What is expected: Starting at the beginning of the entries and ending at the line containing "invisible-label: Sign in", reproduce those lines with "Shut down" changed to "Power off", leaving everything else unchanged.

[Items from a dataset]
_____

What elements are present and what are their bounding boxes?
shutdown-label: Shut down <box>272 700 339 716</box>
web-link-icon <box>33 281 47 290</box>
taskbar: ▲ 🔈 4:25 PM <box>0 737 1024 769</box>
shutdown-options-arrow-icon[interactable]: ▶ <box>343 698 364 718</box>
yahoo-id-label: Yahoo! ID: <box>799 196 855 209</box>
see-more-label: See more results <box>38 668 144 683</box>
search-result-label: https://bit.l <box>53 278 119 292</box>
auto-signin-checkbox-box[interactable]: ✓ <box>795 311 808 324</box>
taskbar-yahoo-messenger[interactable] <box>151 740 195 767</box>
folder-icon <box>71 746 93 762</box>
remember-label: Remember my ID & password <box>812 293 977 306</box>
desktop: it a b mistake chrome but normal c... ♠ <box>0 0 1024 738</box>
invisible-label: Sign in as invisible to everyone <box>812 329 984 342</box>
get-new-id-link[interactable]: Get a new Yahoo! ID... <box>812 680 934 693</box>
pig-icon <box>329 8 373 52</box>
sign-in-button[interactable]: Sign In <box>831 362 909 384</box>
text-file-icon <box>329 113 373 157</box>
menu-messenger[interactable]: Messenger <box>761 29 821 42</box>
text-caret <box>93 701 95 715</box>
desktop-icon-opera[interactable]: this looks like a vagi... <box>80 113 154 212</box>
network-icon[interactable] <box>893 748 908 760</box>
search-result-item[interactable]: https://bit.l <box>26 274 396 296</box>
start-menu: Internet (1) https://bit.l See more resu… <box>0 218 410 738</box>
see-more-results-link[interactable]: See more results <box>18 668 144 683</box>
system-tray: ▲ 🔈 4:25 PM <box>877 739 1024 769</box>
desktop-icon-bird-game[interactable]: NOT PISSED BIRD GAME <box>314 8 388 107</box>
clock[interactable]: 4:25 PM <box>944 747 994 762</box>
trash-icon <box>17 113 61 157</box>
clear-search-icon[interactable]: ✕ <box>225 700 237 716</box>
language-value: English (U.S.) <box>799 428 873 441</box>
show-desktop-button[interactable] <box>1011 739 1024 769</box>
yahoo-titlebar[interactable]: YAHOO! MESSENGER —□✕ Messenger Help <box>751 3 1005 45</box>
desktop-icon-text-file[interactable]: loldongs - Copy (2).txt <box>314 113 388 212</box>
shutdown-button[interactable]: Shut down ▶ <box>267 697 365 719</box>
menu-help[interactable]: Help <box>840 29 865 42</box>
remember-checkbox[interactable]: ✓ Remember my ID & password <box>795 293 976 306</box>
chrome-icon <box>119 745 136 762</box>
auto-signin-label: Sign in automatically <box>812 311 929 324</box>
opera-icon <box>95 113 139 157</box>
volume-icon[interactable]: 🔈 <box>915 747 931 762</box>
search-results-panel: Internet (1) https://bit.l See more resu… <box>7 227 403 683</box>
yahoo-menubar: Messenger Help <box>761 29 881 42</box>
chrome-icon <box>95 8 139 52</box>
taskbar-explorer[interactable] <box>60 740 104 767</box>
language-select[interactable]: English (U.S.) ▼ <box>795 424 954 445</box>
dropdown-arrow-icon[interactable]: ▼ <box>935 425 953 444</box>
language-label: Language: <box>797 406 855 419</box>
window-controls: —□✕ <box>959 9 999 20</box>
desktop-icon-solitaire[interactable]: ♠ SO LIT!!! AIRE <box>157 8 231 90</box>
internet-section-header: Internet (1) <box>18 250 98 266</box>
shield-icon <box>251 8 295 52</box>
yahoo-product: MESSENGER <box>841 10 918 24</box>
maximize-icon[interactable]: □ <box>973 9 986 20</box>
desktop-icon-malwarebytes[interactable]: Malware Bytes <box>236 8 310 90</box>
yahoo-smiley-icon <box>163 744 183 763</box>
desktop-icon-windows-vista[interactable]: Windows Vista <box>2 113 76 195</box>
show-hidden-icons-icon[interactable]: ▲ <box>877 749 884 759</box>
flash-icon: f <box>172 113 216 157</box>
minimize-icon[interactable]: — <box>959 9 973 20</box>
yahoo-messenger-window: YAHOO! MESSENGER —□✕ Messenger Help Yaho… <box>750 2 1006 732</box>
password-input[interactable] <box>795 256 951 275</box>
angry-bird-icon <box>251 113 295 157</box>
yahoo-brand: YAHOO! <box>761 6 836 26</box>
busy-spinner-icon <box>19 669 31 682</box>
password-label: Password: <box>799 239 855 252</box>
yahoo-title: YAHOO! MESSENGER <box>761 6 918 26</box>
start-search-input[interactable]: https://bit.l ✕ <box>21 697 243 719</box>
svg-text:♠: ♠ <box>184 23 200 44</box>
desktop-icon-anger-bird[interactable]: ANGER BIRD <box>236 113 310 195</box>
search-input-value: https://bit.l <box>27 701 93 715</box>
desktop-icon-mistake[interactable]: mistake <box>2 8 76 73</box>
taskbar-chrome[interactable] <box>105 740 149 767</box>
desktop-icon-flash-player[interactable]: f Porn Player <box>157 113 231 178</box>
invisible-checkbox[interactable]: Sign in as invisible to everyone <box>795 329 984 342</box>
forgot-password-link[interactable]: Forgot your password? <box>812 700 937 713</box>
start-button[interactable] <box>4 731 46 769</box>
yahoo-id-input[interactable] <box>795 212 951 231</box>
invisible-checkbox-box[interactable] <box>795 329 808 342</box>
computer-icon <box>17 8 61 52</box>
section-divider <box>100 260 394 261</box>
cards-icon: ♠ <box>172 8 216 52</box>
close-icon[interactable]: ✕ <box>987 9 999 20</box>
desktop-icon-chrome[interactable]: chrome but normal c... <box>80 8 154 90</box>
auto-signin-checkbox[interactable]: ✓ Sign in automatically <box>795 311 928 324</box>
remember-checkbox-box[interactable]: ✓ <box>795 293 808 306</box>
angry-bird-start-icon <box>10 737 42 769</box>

_____

Response to this exercise:
What elements are present and what are their bounding boxes?
shutdown-label: Power off <box>272 700 339 716</box>
web-link-icon <box>33 281 47 290</box>
taskbar: ▲ 🔈 4:25 PM <box>0 737 1024 769</box>
shutdown-options-arrow-icon[interactable]: ▶ <box>343 698 364 718</box>
yahoo-id-label: Yahoo! ID: <box>799 196 855 209</box>
see-more-label: See more results <box>38 668 144 683</box>
search-result-label: https://bit.l <box>53 278 119 292</box>
auto-signin-checkbox-box[interactable]: ✓ <box>795 311 808 324</box>
taskbar-yahoo-messenger[interactable] <box>151 740 195 767</box>
folder-icon <box>71 746 93 762</box>
remember-label: Remember my ID & password <box>812 293 977 306</box>
desktop: it a b mistake chrome but normal c... ♠ <box>0 0 1024 738</box>
invisible-label: Sign in as invisible to everyone <box>812 329 984 342</box>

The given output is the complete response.